_What to do_:
Starting from the line that contains "Transcribe the text in this document.", reproduce each line exactly through the end of the material, and include no other lines.

_Task material_:

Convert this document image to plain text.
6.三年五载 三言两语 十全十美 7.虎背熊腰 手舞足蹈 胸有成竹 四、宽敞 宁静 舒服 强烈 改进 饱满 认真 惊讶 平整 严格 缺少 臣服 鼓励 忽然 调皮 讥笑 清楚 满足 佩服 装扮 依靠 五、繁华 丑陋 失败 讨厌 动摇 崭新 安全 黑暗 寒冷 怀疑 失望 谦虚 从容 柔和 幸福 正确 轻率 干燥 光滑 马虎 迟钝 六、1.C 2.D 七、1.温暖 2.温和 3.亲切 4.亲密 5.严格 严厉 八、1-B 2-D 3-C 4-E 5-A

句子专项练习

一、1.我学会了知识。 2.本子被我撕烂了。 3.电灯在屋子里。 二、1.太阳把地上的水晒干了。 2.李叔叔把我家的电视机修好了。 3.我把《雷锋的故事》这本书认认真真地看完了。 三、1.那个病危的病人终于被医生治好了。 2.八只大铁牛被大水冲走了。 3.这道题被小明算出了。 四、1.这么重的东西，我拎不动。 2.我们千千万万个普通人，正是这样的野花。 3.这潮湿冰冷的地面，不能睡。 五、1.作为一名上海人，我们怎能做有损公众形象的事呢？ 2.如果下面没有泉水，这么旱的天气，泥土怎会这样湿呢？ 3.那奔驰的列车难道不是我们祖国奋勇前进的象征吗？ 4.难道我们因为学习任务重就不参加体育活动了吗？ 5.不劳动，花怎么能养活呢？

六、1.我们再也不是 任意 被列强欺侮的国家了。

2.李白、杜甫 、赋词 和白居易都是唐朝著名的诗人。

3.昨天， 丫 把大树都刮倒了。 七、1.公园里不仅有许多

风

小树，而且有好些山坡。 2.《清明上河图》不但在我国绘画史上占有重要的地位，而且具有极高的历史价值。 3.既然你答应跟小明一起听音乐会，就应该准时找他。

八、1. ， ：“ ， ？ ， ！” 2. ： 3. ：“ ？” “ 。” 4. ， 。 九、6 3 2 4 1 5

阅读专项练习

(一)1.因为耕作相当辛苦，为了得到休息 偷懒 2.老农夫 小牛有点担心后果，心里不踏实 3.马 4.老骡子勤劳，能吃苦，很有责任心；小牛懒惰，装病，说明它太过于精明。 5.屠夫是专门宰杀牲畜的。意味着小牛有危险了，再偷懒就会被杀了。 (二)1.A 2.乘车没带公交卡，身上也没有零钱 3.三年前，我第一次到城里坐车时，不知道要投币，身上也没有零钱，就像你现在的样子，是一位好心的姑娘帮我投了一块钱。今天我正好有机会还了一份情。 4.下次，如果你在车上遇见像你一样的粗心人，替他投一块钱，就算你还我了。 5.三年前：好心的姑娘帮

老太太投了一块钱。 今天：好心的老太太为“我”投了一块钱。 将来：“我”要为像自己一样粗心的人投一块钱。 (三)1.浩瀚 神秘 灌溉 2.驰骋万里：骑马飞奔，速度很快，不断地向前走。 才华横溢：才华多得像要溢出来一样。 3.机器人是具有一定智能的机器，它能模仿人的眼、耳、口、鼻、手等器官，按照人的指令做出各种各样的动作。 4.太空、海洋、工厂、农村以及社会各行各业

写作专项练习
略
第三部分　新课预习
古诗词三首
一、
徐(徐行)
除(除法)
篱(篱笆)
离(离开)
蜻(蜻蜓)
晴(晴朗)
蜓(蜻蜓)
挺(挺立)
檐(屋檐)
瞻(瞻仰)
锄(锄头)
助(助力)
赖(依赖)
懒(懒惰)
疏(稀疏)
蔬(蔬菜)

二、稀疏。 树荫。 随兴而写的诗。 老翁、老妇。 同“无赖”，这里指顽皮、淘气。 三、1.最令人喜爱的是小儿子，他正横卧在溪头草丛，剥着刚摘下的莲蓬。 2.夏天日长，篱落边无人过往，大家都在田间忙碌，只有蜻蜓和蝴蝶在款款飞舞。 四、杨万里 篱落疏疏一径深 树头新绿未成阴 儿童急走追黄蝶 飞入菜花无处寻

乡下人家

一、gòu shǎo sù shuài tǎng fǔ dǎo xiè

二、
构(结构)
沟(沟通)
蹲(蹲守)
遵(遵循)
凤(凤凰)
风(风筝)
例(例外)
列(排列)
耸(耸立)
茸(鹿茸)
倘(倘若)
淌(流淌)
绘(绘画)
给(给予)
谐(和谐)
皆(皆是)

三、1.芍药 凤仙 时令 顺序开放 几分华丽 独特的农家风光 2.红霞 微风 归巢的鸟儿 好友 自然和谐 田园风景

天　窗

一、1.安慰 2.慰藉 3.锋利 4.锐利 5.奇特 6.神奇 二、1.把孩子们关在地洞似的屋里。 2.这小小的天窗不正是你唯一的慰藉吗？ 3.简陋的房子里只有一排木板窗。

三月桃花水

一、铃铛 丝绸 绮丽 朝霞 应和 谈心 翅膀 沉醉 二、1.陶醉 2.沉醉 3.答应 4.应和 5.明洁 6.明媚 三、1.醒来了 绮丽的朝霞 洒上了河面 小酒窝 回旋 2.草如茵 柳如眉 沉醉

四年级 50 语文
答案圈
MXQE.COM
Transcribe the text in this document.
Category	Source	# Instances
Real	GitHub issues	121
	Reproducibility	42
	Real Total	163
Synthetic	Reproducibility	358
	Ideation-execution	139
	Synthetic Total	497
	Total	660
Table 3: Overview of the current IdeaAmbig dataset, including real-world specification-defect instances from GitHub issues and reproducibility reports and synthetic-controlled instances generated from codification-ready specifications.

_Reply to the task_:
Transcribe the text in this document.
Category	Source	# Instances
Real	GitHub issues	121
	Reproducibility	42
	Real Total	163
Synthetic	Reproducibility	358
	Ideation-execution	139
	Synthetic Total	497
	Total	660
Table 3: Overview of the current IdeaAmbig dataset, including real-world specification-defect instances from GitHub issues and reproducibility reports and synthetic-controlled instances generated from codification-ready specifications.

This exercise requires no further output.